— begin Records for processing —

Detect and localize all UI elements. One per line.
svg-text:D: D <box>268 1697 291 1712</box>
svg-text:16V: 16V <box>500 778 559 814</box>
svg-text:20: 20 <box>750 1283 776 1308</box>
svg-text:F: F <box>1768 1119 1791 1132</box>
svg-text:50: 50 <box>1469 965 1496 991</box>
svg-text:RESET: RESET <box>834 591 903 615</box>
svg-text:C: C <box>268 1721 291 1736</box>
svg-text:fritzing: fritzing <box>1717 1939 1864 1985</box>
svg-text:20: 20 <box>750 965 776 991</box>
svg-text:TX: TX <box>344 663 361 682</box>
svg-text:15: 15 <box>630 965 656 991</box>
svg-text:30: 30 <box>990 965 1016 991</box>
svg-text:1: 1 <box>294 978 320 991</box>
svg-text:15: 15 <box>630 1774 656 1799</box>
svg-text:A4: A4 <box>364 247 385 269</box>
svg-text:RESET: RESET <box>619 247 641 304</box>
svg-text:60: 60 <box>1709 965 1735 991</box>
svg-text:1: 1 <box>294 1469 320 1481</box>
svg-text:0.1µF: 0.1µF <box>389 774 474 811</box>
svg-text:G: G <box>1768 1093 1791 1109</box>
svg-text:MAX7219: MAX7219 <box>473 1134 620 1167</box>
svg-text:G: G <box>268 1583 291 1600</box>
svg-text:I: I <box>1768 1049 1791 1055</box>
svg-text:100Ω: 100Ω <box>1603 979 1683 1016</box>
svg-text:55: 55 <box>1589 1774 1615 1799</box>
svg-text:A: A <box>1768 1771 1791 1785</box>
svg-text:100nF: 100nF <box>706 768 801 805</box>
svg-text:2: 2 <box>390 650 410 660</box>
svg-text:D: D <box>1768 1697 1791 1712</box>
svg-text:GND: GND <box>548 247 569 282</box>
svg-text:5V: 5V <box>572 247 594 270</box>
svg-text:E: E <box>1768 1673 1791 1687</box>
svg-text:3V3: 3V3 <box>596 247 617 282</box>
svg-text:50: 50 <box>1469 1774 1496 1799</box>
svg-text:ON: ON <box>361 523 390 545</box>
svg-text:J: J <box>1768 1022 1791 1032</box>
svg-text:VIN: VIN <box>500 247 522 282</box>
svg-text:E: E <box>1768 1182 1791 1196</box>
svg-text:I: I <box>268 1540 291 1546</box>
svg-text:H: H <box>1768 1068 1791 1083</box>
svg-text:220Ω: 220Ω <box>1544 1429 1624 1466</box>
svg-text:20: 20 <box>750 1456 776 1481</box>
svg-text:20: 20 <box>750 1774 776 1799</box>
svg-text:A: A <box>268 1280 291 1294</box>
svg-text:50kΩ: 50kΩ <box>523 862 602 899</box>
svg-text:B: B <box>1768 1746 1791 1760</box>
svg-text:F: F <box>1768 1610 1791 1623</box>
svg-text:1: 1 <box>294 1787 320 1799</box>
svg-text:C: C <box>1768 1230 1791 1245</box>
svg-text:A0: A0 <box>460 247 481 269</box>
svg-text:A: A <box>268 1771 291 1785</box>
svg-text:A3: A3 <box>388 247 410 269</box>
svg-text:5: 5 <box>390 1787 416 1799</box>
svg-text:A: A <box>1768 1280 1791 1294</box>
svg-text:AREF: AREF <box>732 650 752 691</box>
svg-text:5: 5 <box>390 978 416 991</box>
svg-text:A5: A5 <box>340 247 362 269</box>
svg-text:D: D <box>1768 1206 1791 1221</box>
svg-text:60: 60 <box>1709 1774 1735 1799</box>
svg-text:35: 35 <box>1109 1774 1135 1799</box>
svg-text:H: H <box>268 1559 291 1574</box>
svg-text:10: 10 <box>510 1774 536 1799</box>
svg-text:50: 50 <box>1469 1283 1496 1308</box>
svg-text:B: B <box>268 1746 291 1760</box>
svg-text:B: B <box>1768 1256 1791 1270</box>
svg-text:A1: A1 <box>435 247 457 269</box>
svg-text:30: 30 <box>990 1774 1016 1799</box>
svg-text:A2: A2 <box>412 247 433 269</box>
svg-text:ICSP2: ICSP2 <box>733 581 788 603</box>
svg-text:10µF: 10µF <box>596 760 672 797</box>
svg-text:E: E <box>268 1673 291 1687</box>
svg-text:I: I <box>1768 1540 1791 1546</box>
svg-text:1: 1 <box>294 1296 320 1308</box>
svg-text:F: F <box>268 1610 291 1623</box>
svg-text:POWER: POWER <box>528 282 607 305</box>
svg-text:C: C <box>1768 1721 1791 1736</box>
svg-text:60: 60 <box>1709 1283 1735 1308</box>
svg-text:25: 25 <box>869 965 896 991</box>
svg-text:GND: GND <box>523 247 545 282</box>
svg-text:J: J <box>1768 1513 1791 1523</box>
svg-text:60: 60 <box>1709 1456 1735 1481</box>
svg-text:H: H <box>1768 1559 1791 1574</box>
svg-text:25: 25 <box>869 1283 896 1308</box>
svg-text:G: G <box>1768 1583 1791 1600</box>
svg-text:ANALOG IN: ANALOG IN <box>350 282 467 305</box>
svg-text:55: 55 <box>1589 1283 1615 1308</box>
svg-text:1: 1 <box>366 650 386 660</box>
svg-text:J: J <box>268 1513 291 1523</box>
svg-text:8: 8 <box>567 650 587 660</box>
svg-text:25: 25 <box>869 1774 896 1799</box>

— end Records for processing —

__Goal of the exercise__.
Format every line of the items above as a numbered list, leaving out blank lines.

__Problem solution__.
1. Detect and localize all UI elements. One per line.
2. svg-text:D: D <box>268 1697 291 1712</box>
3. svg-text:16V: 16V <box>500 778 559 814</box>
4. svg-text:20: 20 <box>750 1283 776 1308</box>
5. svg-text:F: F <box>1768 1119 1791 1132</box>
6. svg-text:50: 50 <box>1469 965 1496 991</box>
7. svg-text:RESET: RESET <box>834 591 903 615</box>
8. svg-text:C: C <box>268 1721 291 1736</box>
9. svg-text:fritzing: fritzing <box>1717 1939 1864 1985</box>
10. svg-text:20: 20 <box>750 965 776 991</box>
11. svg-text:TX: TX <box>344 663 361 682</box>
12. svg-text:15: 15 <box>630 965 656 991</box>
13. svg-text:30: 30 <box>990 965 1016 991</box>
14. svg-text:1: 1 <box>294 978 320 991</box>
15. svg-text:15: 15 <box>630 1774 656 1799</box>
16. svg-text:A4: A4 <box>364 247 385 269</box>
17. svg-text:RESET: RESET <box>619 247 641 304</box>
18. svg-text:60: 60 <box>1709 965 1735 991</box>
19. svg-text:1: 1 <box>294 1469 320 1481</box>
20. svg-text:0.1µF: 0.1µF <box>389 774 474 811</box>
21. svg-text:G: G <box>1768 1093 1791 1109</box>
22. svg-text:MAX7219: MAX7219 <box>473 1134 620 1167</box>
23. svg-text:G: G <box>268 1583 291 1600</box>
24. svg-text:I: I <box>1768 1049 1791 1055</box>
25. svg-text:100Ω: 100Ω <box>1603 979 1683 1016</box>
26. svg-text:55: 55 <box>1589 1774 1615 1799</box>
27. svg-text:A: A <box>1768 1771 1791 1785</box>
28. svg-text:100nF: 100nF <box>706 768 801 805</box>
29. svg-text:2: 2 <box>390 650 410 660</box>
30. svg-text:D: D <box>1768 1697 1791 1712</box>
31. svg-text:GND: GND <box>548 247 569 282</box>
32. svg-text:5V: 5V <box>572 247 594 270</box>
33. svg-text:E: E <box>1768 1673 1791 1687</box>
34. svg-text:3V3: 3V3 <box>596 247 617 282</box>
35. svg-text:50: 50 <box>1469 1774 1496 1799</box>
36. svg-text:ON: ON <box>361 523 390 545</box>
37. svg-text:J: J <box>1768 1022 1791 1032</box>
38. svg-text:VIN: VIN <box>500 247 522 282</box>
39. svg-text:E: E <box>1768 1182 1791 1196</box>
40. svg-text:I: I <box>268 1540 291 1546</box>
41. svg-text:H: H <box>1768 1068 1791 1083</box>
42. svg-text:220Ω: 220Ω <box>1544 1429 1624 1466</box>
43. svg-text:20: 20 <box>750 1456 776 1481</box>
44. svg-text:20: 20 <box>750 1774 776 1799</box>
45. svg-text:A: A <box>268 1280 291 1294</box>
46. svg-text:50kΩ: 50kΩ <box>523 862 602 899</box>
47. svg-text:B: B <box>1768 1746 1791 1760</box>
48. svg-text:F: F <box>1768 1610 1791 1623</box>
49. svg-text:1: 1 <box>294 1787 320 1799</box>
50. svg-text:C: C <box>1768 1230 1791 1245</box>
51. svg-text:A0: A0 <box>460 247 481 269</box>
52. svg-text:A: A <box>268 1771 291 1785</box>
53. svg-text:A3: A3 <box>388 247 410 269</box>
54. svg-text:5: 5 <box>390 1787 416 1799</box>
55. svg-text:A: A <box>1768 1280 1791 1294</box>
56. svg-text:AREF: AREF <box>732 650 752 691</box>
57. svg-text:5: 5 <box>390 978 416 991</box>
58. svg-text:A5: A5 <box>340 247 362 269</box>
59. svg-text:D: D <box>1768 1206 1791 1221</box>
60. svg-text:60: 60 <box>1709 1774 1735 1799</box>
61. svg-text:35: 35 <box>1109 1774 1135 1799</box>
62. svg-text:H: H <box>268 1559 291 1574</box>
63. svg-text:10: 10 <box>510 1774 536 1799</box>
64. svg-text:50: 50 <box>1469 1283 1496 1308</box>
65. svg-text:B: B <box>268 1746 291 1760</box>
66. svg-text:B: B <box>1768 1256 1791 1270</box>
67. svg-text:A1: A1 <box>435 247 457 269</box>
68. svg-text:30: 30 <box>990 1774 1016 1799</box>
69. svg-text:A2: A2 <box>412 247 433 269</box>
70. svg-text:ICSP2: ICSP2 <box>733 581 788 603</box>
71. svg-text:10µF: 10µF <box>596 760 672 797</box>
72. svg-text:E: E <box>268 1673 291 1687</box>
73. svg-text:I: I <box>1768 1540 1791 1546</box>
74. svg-text:1: 1 <box>294 1296 320 1308</box>
75. svg-text:F: F <box>268 1610 291 1623</box>
76. svg-text:POWER: POWER <box>528 282 607 305</box>
77. svg-text:C: C <box>1768 1721 1791 1736</box>
78. svg-text:60: 60 <box>1709 1283 1735 1308</box>
79. svg-text:25: 25 <box>869 965 896 991</box>
80. svg-text:GND: GND <box>523 247 545 282</box>
81. svg-text:J: J <box>1768 1513 1791 1523</box>
82. svg-text:60: 60 <box>1709 1456 1735 1481</box>
83. svg-text:H: H <box>1768 1559 1791 1574</box>
84. svg-text:25: 25 <box>869 1283 896 1308</box>
85. svg-text:G: G <box>1768 1583 1791 1600</box>
86. svg-text:ANALOG IN: ANALOG IN <box>350 282 467 305</box>
87. svg-text:55: 55 <box>1589 1283 1615 1308</box>
88. svg-text:1: 1 <box>366 650 386 660</box>
89. svg-text:J: J <box>268 1513 291 1523</box>
90. svg-text:8: 8 <box>567 650 587 660</box>
91. svg-text:25: 25 <box>869 1774 896 1799</box>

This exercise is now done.